**任务:**
a) 请抄写关于Coordinator的文本中的一段，从包含"1.Coordinator介绍"的语句起，到"- JoinGroupRequest(JGR)"止。
b) 根据关于Coordinator的文本，发送GCR请求寻找Coordinator时，会向集群中的哪个broker发起请求？
c) 列出关于Coordinator的文本中所说负载均衡过程涉及的全部请求。

**文本节选:**
* * * *
1.Coordinator介绍
Coordinator简单的总结一下就是负责协调组内partition分配,以及Group的管理,每个Broker上都有一个GroupCoordinator的实例
负载均衡的过程涉及以下的几个概念
- group member:一个消费组类的成员
- group leader:一个消费组的leader,负责分配partition
- coodinator:协调者
涉及以下几个请求: - GroupCoordinatorRequest(GCR)
- JoinGroupRequest(JGR)
- SyncGroupRequest(SGR)
2.主要流程
主要的流程如下:
- 发送GCR请求寻找Coordinator:这个过程主要会向集群中负载最小的broker发起请求,等待成功返回后,那么该Broker将作为Coordinator,尝试连接该Coordinator
- 发送JGR请求加入该组:当成功找到Coordinator后,那么就要发起加入group的请求,表示该consumer是该组的成员,Coordinator会接收到该请求,会给集群分配一个Leader(通常是第一个),让其负责partition的分配
- 发送SGR请求:JGR请求成功后,如果发现当前Consumer是leader,那么会进行partition的分配,并发起SGR请求将分配结果发送给Coordinator;如果不是leader,那么也会发起SGR请求,不过分配结果为空
流程图如下
3.具体实现
具体的过程是在ConsumerCoordinator.poll方法里实现的
public void poll(long now) {
invokeCompletedOffsetCommitCallbacks();
//手动指定分区的模式不会有rebalance过程
if (subscriptions.partitionsAutoAssigned() && coordinatorUnknown()) {
ensureCoordinatorReady();//GCR
now = time.milliseconds();
}
if (needRejoin()) {
if (subscriptions.hasPatternSubscription())
client.ensureFreshMetadata();
ensureActiveGroup();// JGR和SCR
now = time.milliseconds();
}
pollHeartbeat(now);
maybeAutoCommitOffsetsAsync(now);
}
先看下ensureCoordinatorReady方法
protected synchronized boolean ensureCoordinatorReady(long startTimeMs, long timeoutMs) {
long remainingMs = timeoutMs;
while (coordinatorUnknown()) {//没找到coordinator 或者 coordinator 已经挂了
//具体获取Coordinator的过程
RequestFuture<Void> future = lookupCoordinator();
client.poll(future, remainingMs);
if (future.failed()) {
if (future.isRetriable()) {
remainingMs = timeoutMs - (time.milliseconds() - startTimeMs);
if (remainingMs <= 0)
* * * *
数据条目
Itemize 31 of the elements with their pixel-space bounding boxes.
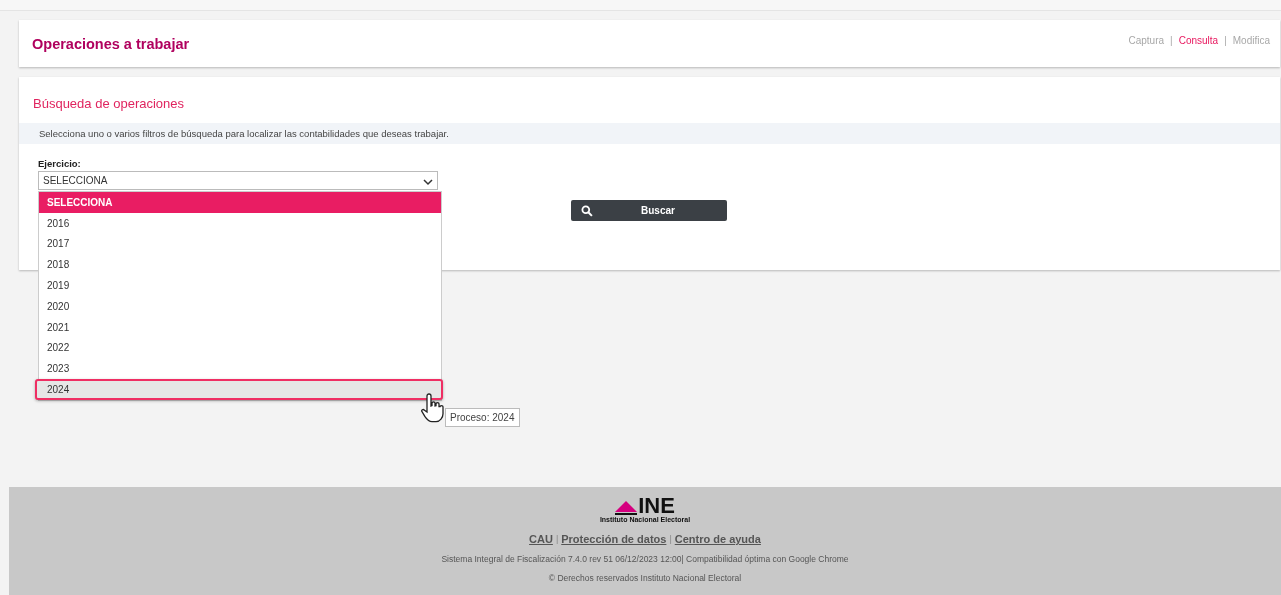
separator: |	[555, 534, 559, 544]
dropdown-option[interactable]: 2017	[39, 233, 441, 255]
dropdown-option[interactable]: 2020	[39, 296, 441, 317]
footer-link[interactable]: Centro de ayuda	[674, 533, 761, 545]
section-title: Búsqueda de operaciones	[32, 95, 186, 111]
search-button[interactable]: Buscar	[571, 200, 727, 221]
dropdown-option[interactable]: 2016	[39, 212, 441, 234]
chevron-icon	[423, 179, 433, 186]
diamond-icon	[615, 500, 638, 516]
dropdown-option[interactable]: 2022	[39, 337, 441, 359]
dropdown-option[interactable]: SELECCIONA	[39, 192, 441, 213]
year-select[interactable]: SELECCIONA	[38, 171, 438, 190]
page-title: Operaciones a trabajar	[32, 35, 190, 52]
footer-link[interactable]: CAU	[529, 533, 553, 545]
version-text: Sistema Integral de Fiscalización 7.4.0 rev 51 06/12/2023 12:00| Compatibilidad óptima con Google Chrome	[441, 554, 849, 564]
tooltip: Proceso: 2024	[445, 408, 520, 427]
separator: |	[1224, 35, 1227, 46]
dropdown-option[interactable]: 2023	[39, 358, 441, 380]
dropdown-option[interactable]: 2024	[35, 379, 443, 400]
search-icon	[581, 204, 593, 217]
instructions-text: Selecciona uno o varios filtros de búsqueda para localizar las contabilidades que deseas trabajar.	[39, 128, 449, 139]
dropdown-option[interactable]: 2021	[39, 316, 441, 338]
footer-link[interactable]: Protección de datos	[561, 533, 667, 545]
dropdown-option[interactable]: 2018	[39, 254, 441, 276]
logo-text: INE	[638, 496, 675, 516]
nav-link[interactable]: Consulta	[1178, 35, 1219, 46]
dropdown-option[interactable]: 2019	[39, 275, 441, 296]
separator: |	[669, 534, 672, 544]
field-label: Ejercicio:	[38, 158, 82, 169]
copyright-text: © Derechos reservados Instituto Nacional Electoral	[548, 573, 742, 583]
separator: |	[1170, 35, 1173, 46]
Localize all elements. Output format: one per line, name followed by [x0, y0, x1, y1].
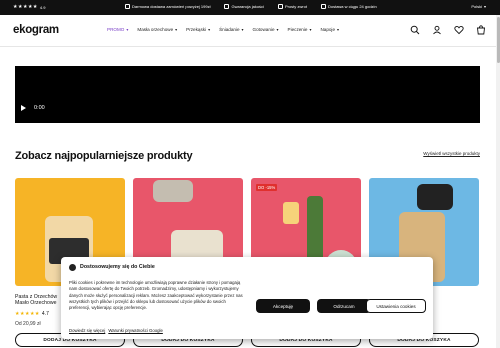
- clock-icon: [320, 4, 326, 9]
- reject-cookies-button[interactable]: Odrzucam: [317, 299, 371, 313]
- google-privacy-link[interactable]: Warunki prywatności Google: [108, 328, 163, 333]
- chevron-down-icon: ▾: [175, 27, 178, 32]
- chevron-down-icon: ▾: [126, 27, 129, 32]
- cookie-consent-dialog: Dostosowujemy się do Ciebie Pliki cookie…: [61, 257, 433, 339]
- perk-label: Gwarancja jakości: [231, 4, 264, 9]
- heart-icon[interactable]: [454, 25, 464, 35]
- discount-badge: DO -15%: [256, 184, 278, 191]
- perks-list: Darmowa dostawa zamówień powyżej 199zł G…: [125, 4, 377, 9]
- product-name[interactable]: Masło Orzechowe: [15, 300, 57, 306]
- logo[interactable]: ekogram: [13, 24, 59, 36]
- cookie-links: Dowiedz się więcej Warunki prywatności G…: [69, 328, 163, 333]
- nav-label: PROMO: [107, 27, 125, 32]
- nav-item-promo[interactable]: PROMO ▾: [107, 27, 128, 32]
- perk-label: Darmowa dostawa zamówień powyżej 199zł: [132, 4, 211, 9]
- jar-lid: [153, 180, 193, 202]
- chevron-down-icon: ▾: [483, 4, 486, 9]
- cookie-settings-button[interactable]: Ustawienia cookies: [366, 299, 426, 313]
- main-header: ekogram PROMO ▾ Masła orzechowe ▾ Przekąsk…: [0, 15, 500, 47]
- language-label: Polski: [471, 4, 482, 9]
- nav-item-drinks[interactable]: Napoje ▾: [320, 27, 339, 32]
- jar-lid: [417, 184, 453, 210]
- nav-label: Przekąski: [186, 27, 207, 32]
- glass-image: [283, 202, 299, 224]
- nav-label: Gotowanie: [252, 27, 275, 32]
- perk-item: Prosty zwrot: [277, 4, 307, 9]
- video-time: 0:00: [34, 105, 45, 111]
- return-icon: [277, 4, 283, 9]
- store-rating: ★★★★★ 4.9: [13, 4, 45, 10]
- product-rating: ★★★★★ 4.7: [15, 311, 49, 317]
- nav-label: Masła orzechowe: [137, 27, 174, 32]
- top-announcement-bar: ★★★★★ 4.9 Darmowa dostawa zamówień powyż…: [0, 0, 500, 15]
- perk-item: Gwarancja jakości: [224, 4, 264, 9]
- header-icons: [410, 25, 486, 35]
- video-player[interactable]: 0:00: [15, 66, 480, 123]
- perk-item: Dostawa w ciągu 24 godzin: [320, 4, 377, 9]
- cart-icon[interactable]: [476, 25, 486, 35]
- nav-label: Napoje: [320, 27, 336, 32]
- shield-icon: [224, 4, 230, 9]
- accept-cookies-button[interactable]: Akceptuję: [256, 299, 310, 313]
- user-icon[interactable]: [432, 25, 442, 35]
- nav-item-peanut-butters[interactable]: Masła orzechowe ▾: [137, 27, 177, 32]
- cookie-text: Pliki cookies i pokrewne im technologie …: [69, 280, 243, 311]
- learn-more-link[interactable]: Dowiedz się więcej: [69, 328, 105, 333]
- search-icon[interactable]: [410, 25, 420, 35]
- truck-icon: [125, 4, 130, 9]
- nav-label: Śniadanie: [219, 27, 240, 32]
- chevron-down-icon: ▾: [309, 27, 312, 32]
- nav-item-cooking[interactable]: Gotowanie ▾: [253, 27, 279, 32]
- perk-item: Darmowa dostawa zamówień powyżej 199zł: [125, 4, 210, 9]
- cookie-title: Dostosowujemy się do Ciebie: [80, 264, 155, 270]
- rating-value: 4.9: [39, 4, 46, 10]
- chevron-down-icon: ▾: [276, 27, 279, 32]
- nav-label: Pieczenie: [287, 27, 308, 32]
- perk-label: Dostawa w ciągu 24 godzin: [327, 4, 377, 9]
- view-all-link[interactable]: Wyświetl wszystkie produkty: [423, 151, 480, 156]
- section-title: Zobacz najpopularniejsze produkty: [15, 150, 193, 162]
- scrollbar-thumb[interactable]: [496, 17, 500, 63]
- play-icon[interactable]: [21, 105, 26, 111]
- nav-item-snacks[interactable]: Przekąski ▾: [186, 27, 210, 32]
- cookie-icon: [69, 264, 76, 271]
- chevron-down-icon: ▾: [337, 27, 340, 32]
- nav-item-baking[interactable]: Pieczenie ▾: [288, 27, 312, 32]
- nav-item-breakfast[interactable]: Śniadanie ▾: [219, 27, 243, 32]
- perk-label: Prosty zwrot: [284, 4, 307, 9]
- chevron-down-icon: ▾: [241, 27, 244, 32]
- rating-stars: ★★★★★: [13, 4, 38, 10]
- chevron-down-icon: ▾: [208, 27, 211, 32]
- rating-value: 4.7: [41, 311, 49, 317]
- language-selector[interactable]: Polski ▾: [471, 4, 486, 9]
- product-price: Od 20,99 zł: [15, 321, 41, 327]
- page-scrollbar[interactable]: [496, 15, 500, 348]
- main-nav: PROMO ▾ Masła orzechowe ▾ Przekąski ▾ Śniad…: [107, 27, 339, 32]
- rating-stars: ★★★★★: [15, 311, 40, 317]
- video-controls: 0:00: [15, 101, 480, 115]
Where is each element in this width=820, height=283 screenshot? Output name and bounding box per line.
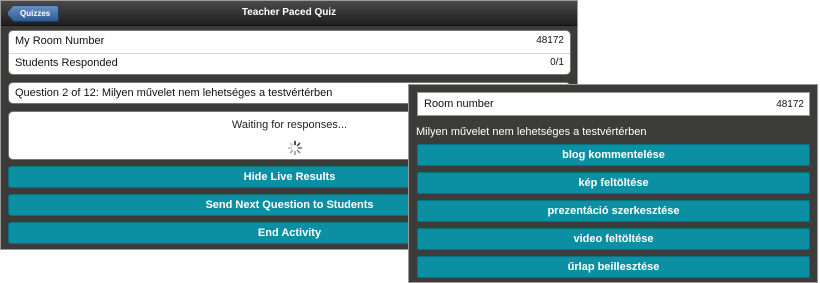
student-panel: Room number 48172 Milyen művelet nem leh… xyxy=(408,84,818,283)
students-responded-value: 0/1 xyxy=(550,57,564,68)
answer-button[interactable]: video feltöltése xyxy=(417,228,810,250)
loading-spinner-icon xyxy=(287,140,303,156)
student-room-card: Room number 48172 xyxy=(417,92,810,116)
room-number-value: 48172 xyxy=(536,35,564,46)
room-number-label: My Room Number xyxy=(15,35,105,47)
top-bar: Quizzes Teacher Paced Quiz xyxy=(1,1,577,26)
page-title: Teacher Paced Quiz xyxy=(241,7,337,18)
answer-button[interactable]: űrlap beillesztése xyxy=(417,256,810,278)
student-room-label: Room number xyxy=(424,98,494,110)
answer-button[interactable]: prezentáció szerkesztése xyxy=(417,200,810,222)
question-banner-text: Question 2 of 12: Milyen művelet nem leh… xyxy=(15,87,333,99)
students-responded-label: Students Responded xyxy=(15,57,118,69)
answer-button[interactable]: blog kommentelése xyxy=(417,144,810,166)
answer-button[interactable]: kép feltöltése xyxy=(417,172,810,194)
divider xyxy=(9,53,570,54)
student-room-value: 48172 xyxy=(776,99,804,110)
student-question-text: Milyen művelet nem lehetséges a testvért… xyxy=(416,126,647,138)
room-info-card: My Room Number 48172 Students Responded … xyxy=(8,30,571,75)
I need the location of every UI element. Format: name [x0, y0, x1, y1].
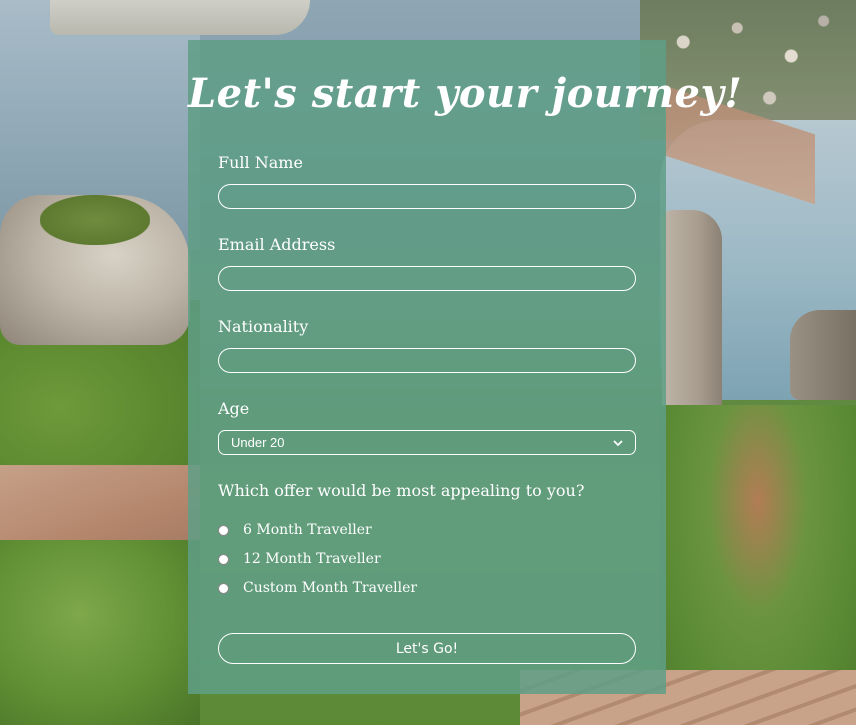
nationality-input[interactable] [218, 348, 636, 373]
rock-moss [40, 195, 150, 245]
radio-button[interactable] [218, 553, 229, 565]
radio-button[interactable] [218, 524, 229, 536]
chevron-down-icon [613, 439, 623, 446]
offer-option-12-month[interactable]: 12 Month Traveller [218, 551, 381, 567]
full-name-input[interactable] [218, 184, 636, 209]
age-label: Age [218, 399, 250, 418]
full-name-label: Full Name [218, 153, 303, 172]
form-title: Let's start your journey! [188, 70, 743, 117]
rock-far-right [790, 310, 856, 400]
signup-form-panel: Let's start your journey! Full Name Emai… [188, 40, 743, 694]
offer-option-label: 6 Month Traveller [243, 522, 372, 538]
email-label: Email Address [218, 235, 336, 254]
cliff-top [50, 0, 310, 35]
submit-button[interactable]: Let's Go! [218, 633, 636, 664]
age-select-value: Under 20 [231, 435, 285, 450]
offer-option-label: 12 Month Traveller [243, 551, 381, 567]
age-select[interactable]: Under 20 [218, 430, 636, 455]
radio-button[interactable] [218, 582, 229, 594]
grass-bottom-left [0, 540, 200, 725]
email-input[interactable] [218, 266, 636, 291]
offer-option-6-month[interactable]: 6 Month Traveller [218, 522, 372, 538]
offer-option-custom-month[interactable]: Custom Month Traveller [218, 580, 417, 596]
offer-option-label: Custom Month Traveller [243, 580, 418, 596]
offer-question: Which offer would be most appealing to y… [218, 481, 585, 500]
nationality-label: Nationality [218, 317, 309, 336]
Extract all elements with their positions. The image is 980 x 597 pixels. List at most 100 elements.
* * * *
**参考答案:**
a)
1.Coordinator介绍
Coordinator简单的总结一下就是负责协调组内partition分配,以及Group的管理,每个Broker上都有一个GroupCoordinator的实例
负载均衡的过程涉及以下的几个概念
- group member:一个消费组类的成员
- group leader:一个消费组的leader,负责分配partition
- coodinator:协调者
涉及以下几个请求: - GroupCoordinatorRequest(GCR)
- JoinGroupRequest(JGR)

b) 向集群中负载最小的broker发起请求。

c)
- GroupCoordinatorRequest（GCR）
- JoinGroupRequest（JGR）
- SyncGroupRequest（SGR）